• [Given exercise]:
Output every entry exactly as written, but omit the pictures.

• [Data provided]:
——
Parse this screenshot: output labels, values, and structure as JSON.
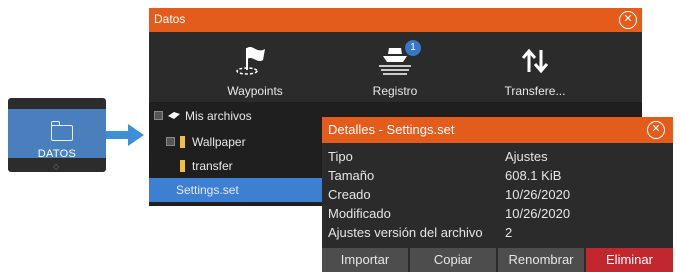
{
  "tile": {
    "label": "DATOS"
  },
  "window": {
    "title": "Datos",
    "toolbar": [
      {
        "label": "Waypoints",
        "icon": "waypoint-flag-icon"
      },
      {
        "label": "Registro",
        "icon": "boat-track-icon",
        "badge": "1"
      },
      {
        "label": "Transfere...",
        "icon": "transfer-arrows-icon"
      }
    ],
    "tree": {
      "root": "Mis archivos",
      "items": [
        "Wallpaper",
        "transfer",
        "Settings.set"
      ]
    }
  },
  "dialog": {
    "title": "Detalles - Settings.set",
    "properties": [
      {
        "name": "Tipo",
        "value": "Ajustes"
      },
      {
        "name": "Tamaño",
        "value": "608.1 KiB"
      },
      {
        "name": "Creado",
        "value": "10/26/2020"
      },
      {
        "name": "Modificado",
        "value": "10/26/2020"
      },
      {
        "name": "Ajustes versión del archivo",
        "value": "2"
      }
    ],
    "buttons": {
      "import": "Importar",
      "copy": "Copiar",
      "rename": "Renombrar",
      "delete": "Eliminar"
    }
  },
  "colors": {
    "accent": "#e45c1b",
    "selection": "#3d7fd1",
    "danger": "#c1272d",
    "tile": "#4a7fbe"
  }
}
——
• [Right answer]:
Parse this screenshot: output labels, values, and structure as JSON.
{
  "tile": {
    "label": "DATOS"
  },
  "window": {
    "title": "Datos",
    "toolbar": [
      {
        "label": "Waypoints",
        "icon": "waypoint-flag-icon"
      },
      {
        "label": "Registro",
        "icon": "boat-track-icon",
        "badge": "1"
      },
      {
        "label": "Transfere...",
        "icon": "transfer-arrows-icon"
      }
    ],
    "tree": {
      "root": "Mis archivos",
      "items": [
        "Wallpaper",
        "transfer",
        "Settings.set"
      ]
    }
  },
  "dialog": {
    "title": "Detalles - Settings.set",
    "properties": [
      {
        "name": "Tipo",
        "value": "Ajustes"
      },
      {
        "name": "Tamaño",
        "value": "608.1 KiB"
      },
      {
        "name": "Creado",
        "value": "10/26/2020"
      },
      {
        "name": "Modificado",
        "value": "10/26/2020"
      },
      {
        "name": "Ajustes versión del archivo",
        "value": "2"
      }
    ],
    "buttons": {
      "import": "Importar",
      "copy": "Copiar",
      "rename": "Renombrar",
      "delete": "Eliminar"
    }
  },
  "colors": {
    "accent": "#e45c1b",
    "selection": "#3d7fd1",
    "danger": "#c1272d",
    "tile": "#4a7fbe"
  }
}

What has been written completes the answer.